Required work:
Gather every line from the entries below that includes "this".

Stored records:
_____

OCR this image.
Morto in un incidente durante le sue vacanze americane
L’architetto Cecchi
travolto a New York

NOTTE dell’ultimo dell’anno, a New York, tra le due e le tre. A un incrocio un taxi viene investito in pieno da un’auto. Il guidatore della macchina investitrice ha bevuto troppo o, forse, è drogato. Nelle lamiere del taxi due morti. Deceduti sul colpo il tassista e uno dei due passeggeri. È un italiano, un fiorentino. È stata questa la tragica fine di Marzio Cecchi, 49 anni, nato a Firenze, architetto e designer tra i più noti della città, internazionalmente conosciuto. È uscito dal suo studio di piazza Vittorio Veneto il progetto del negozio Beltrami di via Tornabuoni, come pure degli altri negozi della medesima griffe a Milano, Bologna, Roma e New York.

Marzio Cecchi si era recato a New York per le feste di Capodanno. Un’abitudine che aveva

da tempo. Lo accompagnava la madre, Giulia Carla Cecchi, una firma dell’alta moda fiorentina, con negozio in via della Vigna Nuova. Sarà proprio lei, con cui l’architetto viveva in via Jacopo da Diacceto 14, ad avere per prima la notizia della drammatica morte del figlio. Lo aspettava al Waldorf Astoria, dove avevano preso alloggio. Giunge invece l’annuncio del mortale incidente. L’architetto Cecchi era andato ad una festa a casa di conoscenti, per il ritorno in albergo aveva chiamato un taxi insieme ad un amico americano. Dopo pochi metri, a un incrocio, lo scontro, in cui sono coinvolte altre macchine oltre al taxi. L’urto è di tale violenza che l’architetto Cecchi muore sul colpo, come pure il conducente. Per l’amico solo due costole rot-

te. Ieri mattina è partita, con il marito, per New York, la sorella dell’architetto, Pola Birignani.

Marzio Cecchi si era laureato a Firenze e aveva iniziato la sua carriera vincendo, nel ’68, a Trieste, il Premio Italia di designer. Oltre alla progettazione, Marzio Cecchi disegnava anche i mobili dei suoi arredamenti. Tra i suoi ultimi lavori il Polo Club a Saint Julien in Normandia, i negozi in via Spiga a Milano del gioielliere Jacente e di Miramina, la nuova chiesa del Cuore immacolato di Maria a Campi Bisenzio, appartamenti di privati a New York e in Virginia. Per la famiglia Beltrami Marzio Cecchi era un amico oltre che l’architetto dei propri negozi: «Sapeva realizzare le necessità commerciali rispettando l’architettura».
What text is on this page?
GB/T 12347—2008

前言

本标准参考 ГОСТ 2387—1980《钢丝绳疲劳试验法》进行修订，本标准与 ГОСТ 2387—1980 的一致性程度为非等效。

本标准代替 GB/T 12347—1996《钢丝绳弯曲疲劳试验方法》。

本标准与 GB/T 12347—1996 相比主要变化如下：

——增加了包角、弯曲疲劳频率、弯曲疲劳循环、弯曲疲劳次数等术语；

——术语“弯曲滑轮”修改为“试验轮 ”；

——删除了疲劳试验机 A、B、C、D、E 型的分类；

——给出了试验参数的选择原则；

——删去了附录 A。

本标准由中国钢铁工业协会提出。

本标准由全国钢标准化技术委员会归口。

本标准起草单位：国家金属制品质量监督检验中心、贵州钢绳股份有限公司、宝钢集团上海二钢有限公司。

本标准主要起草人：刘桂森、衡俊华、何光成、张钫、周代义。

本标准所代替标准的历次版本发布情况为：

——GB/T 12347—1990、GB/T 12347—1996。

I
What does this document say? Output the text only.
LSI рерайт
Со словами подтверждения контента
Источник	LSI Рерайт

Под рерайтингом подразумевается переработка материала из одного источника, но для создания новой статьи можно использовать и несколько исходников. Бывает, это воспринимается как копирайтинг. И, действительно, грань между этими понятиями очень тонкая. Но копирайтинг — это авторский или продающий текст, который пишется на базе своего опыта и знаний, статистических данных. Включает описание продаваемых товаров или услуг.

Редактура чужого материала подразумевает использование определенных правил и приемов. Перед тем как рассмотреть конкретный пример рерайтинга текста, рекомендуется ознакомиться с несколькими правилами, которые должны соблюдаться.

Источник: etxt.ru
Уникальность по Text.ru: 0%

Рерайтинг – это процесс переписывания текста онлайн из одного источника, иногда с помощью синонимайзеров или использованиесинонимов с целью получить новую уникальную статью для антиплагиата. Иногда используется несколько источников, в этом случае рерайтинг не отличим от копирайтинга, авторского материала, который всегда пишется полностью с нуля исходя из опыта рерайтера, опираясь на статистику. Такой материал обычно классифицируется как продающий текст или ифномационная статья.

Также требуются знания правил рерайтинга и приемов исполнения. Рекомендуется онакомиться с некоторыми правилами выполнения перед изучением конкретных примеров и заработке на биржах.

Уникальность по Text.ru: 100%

_____

Task response:
OCR this image.
What text is on this page?
What does this document say? Output the text only.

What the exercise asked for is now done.